* Begin *

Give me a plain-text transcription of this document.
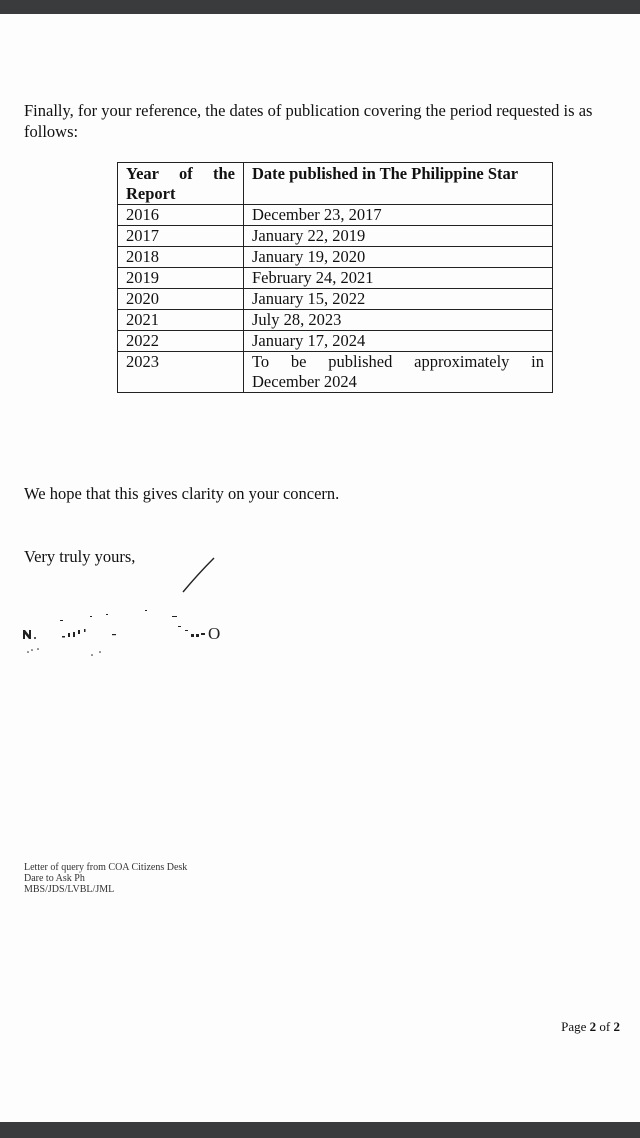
Finally, for your reference, the dates of publication covering the period requested is as follows:

Year of the Report	Date published in The Philippine Star
2016	December 23, 2017
2017	January 22, 2019
2018	January 19, 2020
2019	February 24, 2021
2020	January 15, 2022
2021	July 28, 2023
2022	January 17, 2024
2023	To be published approximately in December 2024

We hope that this gives clarity on your concern.

Very truly yours,

O
Letter of query from COA Citizens Desk
Dare to Ask Ph
MBS/JDS/LVBL/JML

Page 2 of 2
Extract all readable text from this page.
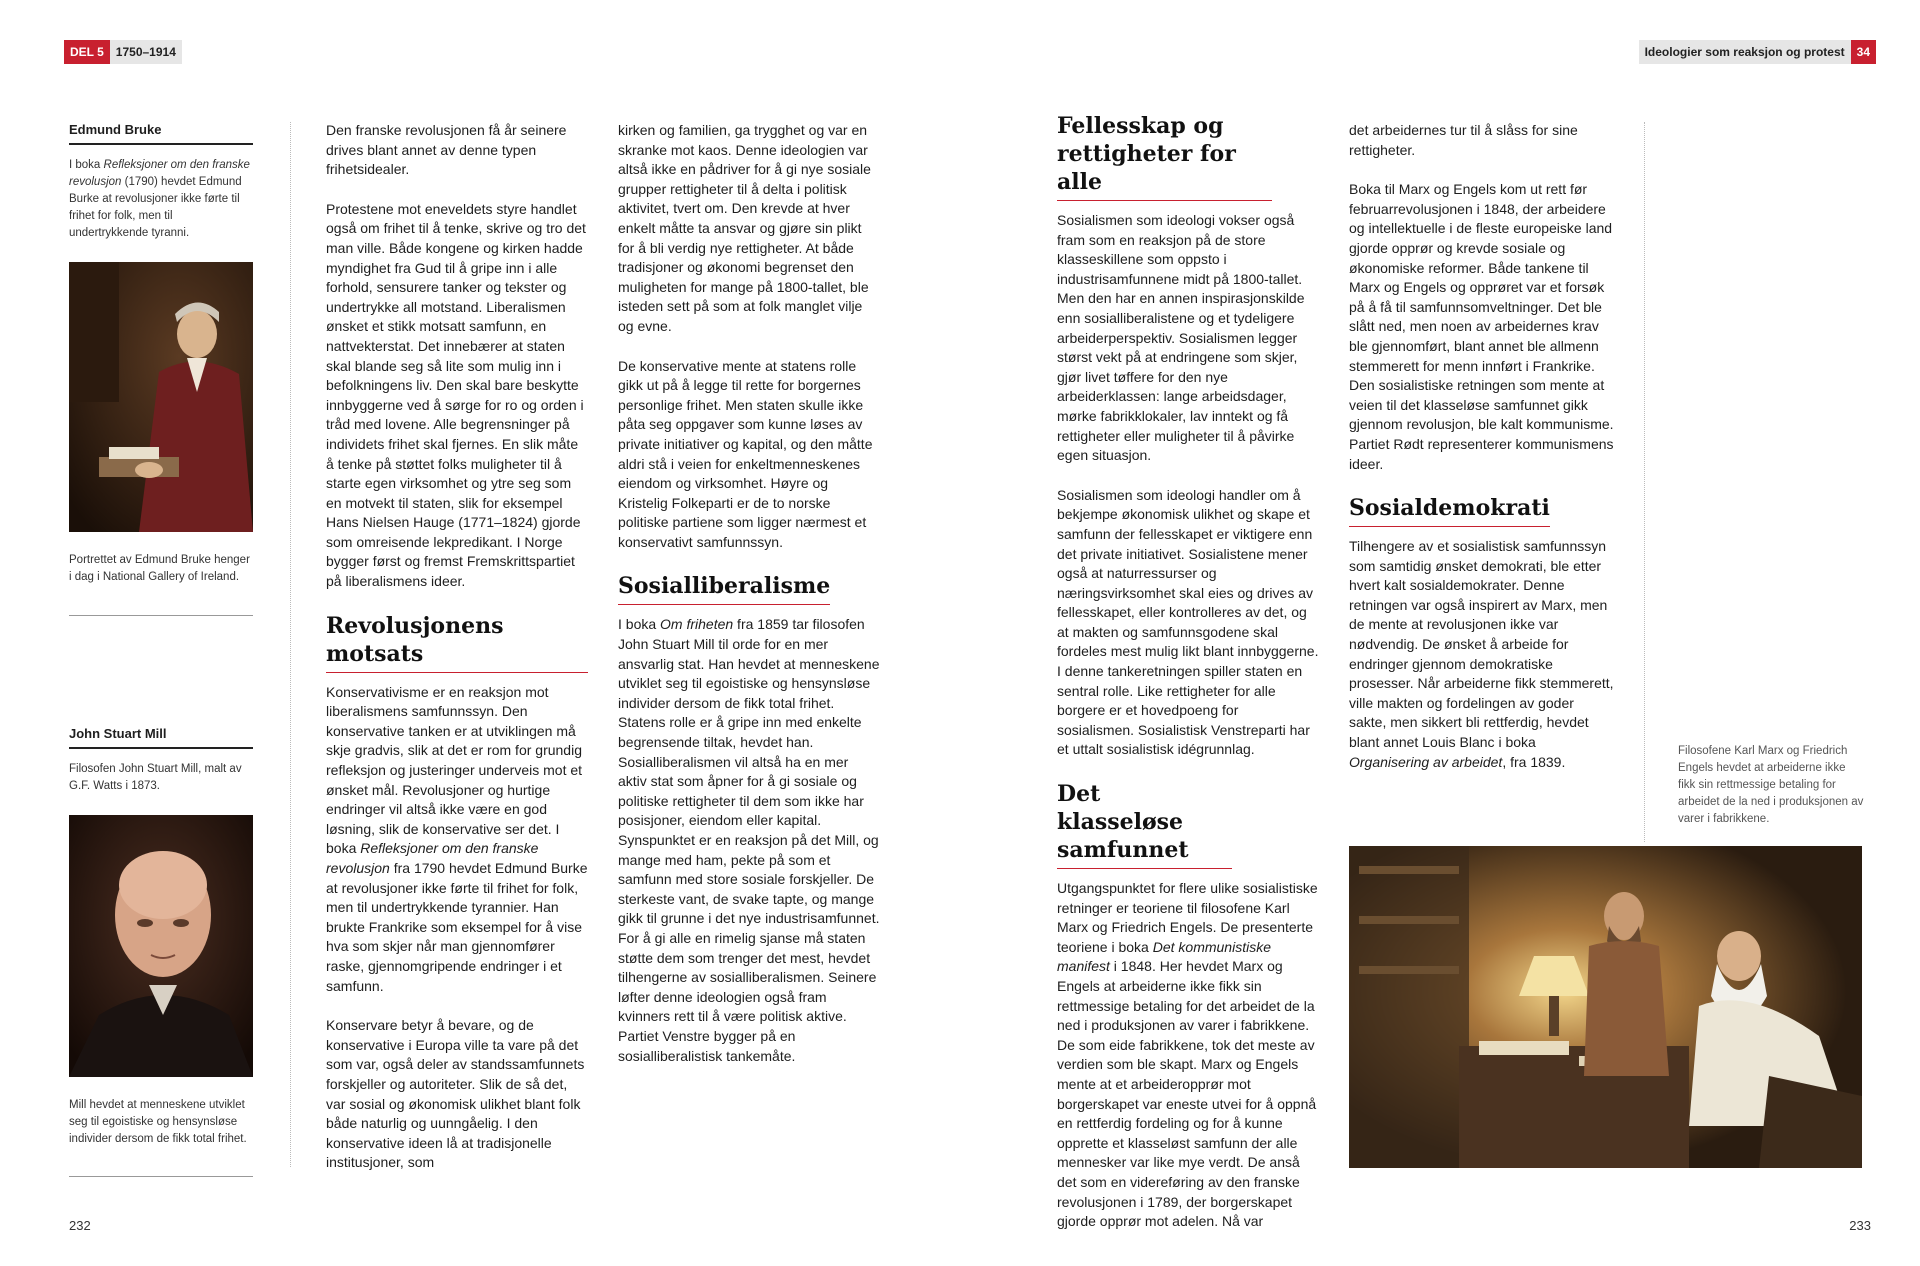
DEL 5	1750–1914	Ideologier som reaksjon og protest	34
Edmund Bruke

I boka Refleksjoner om den franske revolusjon (1790) hevdet Edmund Burke at revolusjoner ikke førte til frihet for folk, men til undertrykkende tyranni.

Portrettet av Edmund Bruke henger i dag i National Gallery of Ireland.

John Stuart Mill

Filosofen John Stuart Mill, malt av G.F. Watts i 1873.

Mill hevdet at menneskene utviklet seg til egoistiske og hensynsløse individer dersom de fikk total frihet.

Den franske revolusjonen få år seinere drives blant annet av denne typen frihetsidealer.

Protestene mot eneveldets styre handlet også om frihet til å tenke, skrive og tro det man ville. Både kongene og kirken hadde myndighet fra Gud til å gripe inn i alle forhold, sensurere tanker og tekster og undertrykke all motstand. Liberalismen ønsket et stikk motsatt samfunn, en nattvekterstat. Det innebærer at staten skal blande seg så lite som mulig inn i befolkningens liv. Den skal bare beskytte innbyggerne ved å sørge for ro og orden i tråd med lovene. Alle begrensninger på individets frihet skal fjernes. En slik måte å tenke på støttet folks muligheter til å starte egen virksomhet og ytre seg som en motvekt til staten, slik for eksempel Hans Nielsen Hauge (1771–1824) gjorde som omreisende lekpredikant. I Norge bygger først og fremst Fremskrittspartiet på liberalismens ideer.

Revolusjonens motsats

Konservativisme er en reaksjon mot liberalismens samfunnssyn. Den konservative tanken er at utviklingen må skje gradvis, slik at det er rom for grundig refleksjon og justeringer underveis mot et ønsket mål. Revolusjoner og hurtige endringer vil altså ikke være en god løsning, slik de konservative ser det. I boka Refleksjoner om den franske revolusjon fra 1790 hevdet Edmund Burke at revolusjoner ikke førte til frihet for folk, men til undertrykkende tyrannier. Han brukte Frankrike som eksempel for å vise hva som skjer når man gjennomfører raske, gjennomgripende endringer i et samfunn.

Konservare betyr å bevare, og de konservative i Europa ville ta vare på det som var, også deler av standssamfunnets forskjeller og autoriteter. Slik de så det, var sosial og økonomisk ulikhet blant folk både naturlig og uunngåelig. I den konservative ideen lå at tradisjonelle institusjoner, som

kirken og familien, ga trygghet og var en skranke mot kaos. Denne ideologien var altså ikke en pådriver for å gi nye sosiale grupper rettigheter til å delta i politisk aktivitet, tvert om. Den krevde at hver enkelt måtte ta ansvar og gjøre sin plikt for å bli verdig nye rettigheter. At både tradisjoner og økonomi begrenset den muligheten for mange på 1800-tallet, ble isteden sett på som at folk manglet vilje og evne.

De konservative mente at statens rolle gikk ut på å legge til rette for borgernes personlige frihet. Men staten skulle ikke påta seg oppgaver som kunne løses av private initiativer og kapital, og den måtte aldri stå i veien for enkeltmenneskenes eiendom og virksomhet. Høyre og Kristelig Folkeparti er de to norske politiske partiene som ligger nærmest et konservativt samfunnssyn.

Sosialliberalisme

I boka Om friheten fra 1859 tar filosofen John Stuart Mill til orde for en mer ansvarlig stat. Han hevdet at menneskene utviklet seg til egoistiske og hensynsløse individer dersom de fikk total frihet. Statens rolle er å gripe inn med enkelte begrensende tiltak, hevdet han. Sosialliberalismen vil altså ha en mer aktiv stat som åpner for å gi sosiale og politiske rettigheter til dem som ikke har posisjoner, eiendom eller kapital. Synspunktet er en reaksjon på det Mill, og mange med ham, pekte på som et samfunn med store sosiale forskjeller. De sterkeste vant, de svake tapte, og mange gikk til grunne i det nye industrisamfunnet. For å gi alle en rimelig sjanse må staten støtte dem som trenger det mest, hevdet tilhengerne av sosialliberalismen. Seinere løfter denne ideologien også fram kvinners rett til å være politisk aktive. Partiet Venstre bygger på en sosialliberalistisk tankemåte.

Fellesskap og rettigheter for alle

Sosialismen som ideologi vokser også fram som en reaksjon på de store klasseskillene som oppsto i industrisamfunnene midt på 1800-tallet. Men den har en annen inspirasjonskilde enn sosialliberalistene og et tydeligere arbeiderperspektiv. Sosialismen legger størst vekt på at endringene som skjer, gjør livet tøffere for den nye arbeiderklassen: lange arbeidsdager, mørke fabrikklokaler, lav inntekt og få rettigheter eller muligheter til å påvirke egen situasjon.

Sosialismen som ideologi handler om å bekjempe økonomisk ulikhet og skape et samfunn der fellesskapet er viktigere enn det private initiativet. Sosialistene mener også at naturressurser og næringsvirksomhet skal eies og drives av fellesskapet, eller kontrolleres av det, og at makten og samfunnsgodene skal fordeles mest mulig likt blant innbyggerne. I denne tankeretningen spiller staten en sentral rolle. Like rettigheter for alle borgere er et hovedpoeng for sosialismen. Sosialistisk Venstreparti har et uttalt sosialistisk idégrunnlag.

Det klasseløse samfunnet

Utgangspunktet for flere ulike sosialistiske retninger er teoriene til filosofene Karl Marx og Friedrich Engels. De presenterte teoriene i boka Det kommunistiske manifest i 1848. Her hevdet Marx og Engels at arbeiderne ikke fikk sin rettmessige betaling for det arbeidet de la ned i produksjonen av varer i fabrikkene. De som eide fabrikkene, tok det meste av verdien som ble skapt. Marx og Engels mente at et arbeideropprør mot borgerskapet var eneste utvei for å oppnå en rettferdig fordeling og for å kunne opprette et klasseløst samfunn der alle mennesker var like mye verdt. De anså det som en videreføring av den franske revolusjonen i 1789, der borgerskapet gjorde opprør mot adelen. Nå var

det arbeidernes tur til å slåss for sine rettigheter.

Boka til Marx og Engels kom ut rett før februarrevolusjonen i 1848, der arbeidere og intellektuelle i de fleste europeiske land gjorde opprør og krevde sosiale og økonomiske reformer. Både tankene til Marx og Engels og opprøret var et forsøk på å få til samfunnsomveltninger. Det ble slått ned, men noen av arbeidernes krav ble gjennomført, blant annet ble allmenn stemmerett for menn innført i Frankrike. Den sosialistiske retningen som mente at veien til det klasseløse samfunnet gikk gjennom revolusjon, ble kalt kommunisme. Partiet Rødt representerer kommunismens ideer.

Sosialdemokrati

Tilhengere av et sosialistisk samfunnssyn som samtidig ønsket demokrati, ble etter hvert kalt sosialdemokrater. Denne retningen var også inspirert av Marx, men de mente at revolusjonen ikke var nødvendig. De ønsket å arbeide for endringer gjennom demokratiske prosesser. Når arbeiderne fikk stemmerett, ville makten og fordelingen av goder sakte, men sikkert bli rettferdig, hevdet blant annet Louis Blanc i boka Organisering av arbeidet, fra 1839.

Filosofene Karl Marx og Friedrich Engels hevdet at arbeiderne ikke fikk sin rettmessige betaling for arbeidet de la ned i produksjonen av varer i fabrikkene.
232	233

* End *

_The task_
Print the entries above exactly, taking out only the pictures.

_Exercise response_
Give me a plain-text transcription of this document.
Finally, for your reference, the dates of publication covering the period requested is as follows:

Year of the Report	Date published in The Philippine Star
2016	December 23, 2017
2017	January 22, 2019
2018	January 19, 2020
2019	February 24, 2021
2020	January 15, 2022
2021	July 28, 2023
2022	January 17, 2024
2023	To be published approximately in December 2024

We hope that this gives clarity on your concern.

Very truly yours,

O
Letter of query from COA Citizens Desk
Dare to Ask Ph
MBS/JDS/LVBL/JML

Page 2 of 2
Extract all readable text from this page.
DEL 5	1750–1914	Ideologier som reaksjon og protest	34
Edmund Bruke

I boka Refleksjoner om den franske revolusjon (1790) hevdet Edmund Burke at revolusjoner ikke førte til frihet for folk, men til undertrykkende tyranni.

Portrettet av Edmund Bruke henger i dag i National Gallery of Ireland.

John Stuart Mill

Filosofen John Stuart Mill, malt av G.F. Watts i 1873.

Mill hevdet at menneskene utviklet seg til egoistiske og hensynsløse individer dersom de fikk total frihet.

Den franske revolusjonen få år seinere drives blant annet av denne typen frihetsidealer.

Protestene mot eneveldets styre handlet også om frihet til å tenke, skrive og tro det man ville. Både kongene og kirken hadde myndighet fra Gud til å gripe inn i alle forhold, sensurere tanker og tekster og undertrykke all motstand. Liberalismen ønsket et stikk motsatt samfunn, en nattvekterstat. Det innebærer at staten skal blande seg så lite som mulig inn i befolkningens liv. Den skal bare beskytte innbyggerne ved å sørge for ro og orden i tråd med lovene. Alle begrensninger på individets frihet skal fjernes. En slik måte å tenke på støttet folks muligheter til å starte egen virksomhet og ytre seg som en motvekt til staten, slik for eksempel Hans Nielsen Hauge (1771–1824) gjorde som omreisende lekpredikant. I Norge bygger først og fremst Fremskrittspartiet på liberalismens ideer.

Revolusjonens motsats

Konservativisme er en reaksjon mot liberalismens samfunnssyn. Den konservative tanken er at utviklingen må skje gradvis, slik at det er rom for grundig refleksjon og justeringer underveis mot et ønsket mål. Revolusjoner og hurtige endringer vil altså ikke være en god løsning, slik de konservative ser det. I boka Refleksjoner om den franske revolusjon fra 1790 hevdet Edmund Burke at revolusjoner ikke førte til frihet for folk, men til undertrykkende tyrannier. Han brukte Frankrike som eksempel for å vise hva som skjer når man gjennomfører raske, gjennomgripende endringer i et samfunn.

Konservare betyr å bevare, og de konservative i Europa ville ta vare på det som var, også deler av standssamfunnets forskjeller og autoriteter. Slik de så det, var sosial og økonomisk ulikhet blant folk både naturlig og uunngåelig. I den konservative ideen lå at tradisjonelle institusjoner, som

kirken og familien, ga trygghet og var en skranke mot kaos. Denne ideologien var altså ikke en pådriver for å gi nye sosiale grupper rettigheter til å delta i politisk aktivitet, tvert om. Den krevde at hver enkelt måtte ta ansvar og gjøre sin plikt for å bli verdig nye rettigheter. At både tradisjoner og økonomi begrenset den muligheten for mange på 1800-tallet, ble isteden sett på som at folk manglet vilje og evne.

De konservative mente at statens rolle gikk ut på å legge til rette for borgernes personlige frihet. Men staten skulle ikke påta seg oppgaver som kunne løses av private initiativer og kapital, og den måtte aldri stå i veien for enkeltmenneskenes eiendom og virksomhet. Høyre og Kristelig Folkeparti er de to norske politiske partiene som ligger nærmest et konservativt samfunnssyn.

Sosialliberalisme

I boka Om friheten fra 1859 tar filosofen John Stuart Mill til orde for en mer ansvarlig stat. Han hevdet at menneskene utviklet seg til egoistiske og hensynsløse individer dersom de fikk total frihet. Statens rolle er å gripe inn med enkelte begrensende tiltak, hevdet han. Sosialliberalismen vil altså ha en mer aktiv stat som åpner for å gi sosiale og politiske rettigheter til dem som ikke har posisjoner, eiendom eller kapital. Synspunktet er en reaksjon på det Mill, og mange med ham, pekte på som et samfunn med store sosiale forskjeller. De sterkeste vant, de svake tapte, og mange gikk til grunne i det nye industrisamfunnet. For å gi alle en rimelig sjanse må staten støtte dem som trenger det mest, hevdet tilhengerne av sosialliberalismen. Seinere løfter denne ideologien også fram kvinners rett til å være politisk aktive. Partiet Venstre bygger på en sosialliberalistisk tankemåte.

Fellesskap og rettigheter for alle

Sosialismen som ideologi vokser også fram som en reaksjon på de store klasseskillene som oppsto i industrisamfunnene midt på 1800-tallet. Men den har en annen inspirasjonskilde enn sosialliberalistene og et tydeligere arbeiderperspektiv. Sosialismen legger størst vekt på at endringene som skjer, gjør livet tøffere for den nye arbeiderklassen: lange arbeidsdager, mørke fabrikklokaler, lav inntekt og få rettigheter eller muligheter til å påvirke egen situasjon.

Sosialismen som ideologi handler om å bekjempe økonomisk ulikhet og skape et samfunn der fellesskapet er viktigere enn det private initiativet. Sosialistene mener også at naturressurser og næringsvirksomhet skal eies og drives av fellesskapet, eller kontrolleres av det, og at makten og samfunnsgodene skal fordeles mest mulig likt blant innbyggerne. I denne tankeretningen spiller staten en sentral rolle. Like rettigheter for alle borgere er et hovedpoeng for sosialismen. Sosialistisk Venstreparti har et uttalt sosialistisk idégrunnlag.

Det klasseløse samfunnet

Utgangspunktet for flere ulike sosialistiske retninger er teoriene til filosofene Karl Marx og Friedrich Engels. De presenterte teoriene i boka Det kommunistiske manifest i 1848. Her hevdet Marx og Engels at arbeiderne ikke fikk sin rettmessige betaling for det arbeidet de la ned i produksjonen av varer i fabrikkene. De som eide fabrikkene, tok det meste av verdien som ble skapt. Marx og Engels mente at et arbeideropprør mot borgerskapet var eneste utvei for å oppnå en rettferdig fordeling og for å kunne opprette et klasseløst samfunn der alle mennesker var like mye verdt. De anså det som en videreføring av den franske revolusjonen i 1789, der borgerskapet gjorde opprør mot adelen. Nå var

det arbeidernes tur til å slåss for sine rettigheter.

Boka til Marx og Engels kom ut rett før februarrevolusjonen i 1848, der arbeidere og intellektuelle i de fleste europeiske land gjorde opprør og krevde sosiale og økonomiske reformer. Både tankene til Marx og Engels og opprøret var et forsøk på å få til samfunnsomveltninger. Det ble slått ned, men noen av arbeidernes krav ble gjennomført, blant annet ble allmenn stemmerett for menn innført i Frankrike. Den sosialistiske retningen som mente at veien til det klasseløse samfunnet gikk gjennom revolusjon, ble kalt kommunisme. Partiet Rødt representerer kommunismens ideer.

Sosialdemokrati

Tilhengere av et sosialistisk samfunnssyn som samtidig ønsket demokrati, ble etter hvert kalt sosialdemokrater. Denne retningen var også inspirert av Marx, men de mente at revolusjonen ikke var nødvendig. De ønsket å arbeide for endringer gjennom demokratiske prosesser. Når arbeiderne fikk stemmerett, ville makten og fordelingen av goder sakte, men sikkert bli rettferdig, hevdet blant annet Louis Blanc i boka Organisering av arbeidet, fra 1839.

Filosofene Karl Marx og Friedrich Engels hevdet at arbeiderne ikke fikk sin rettmessige betaling for arbeidet de la ned i produksjonen av varer i fabrikkene.
232	233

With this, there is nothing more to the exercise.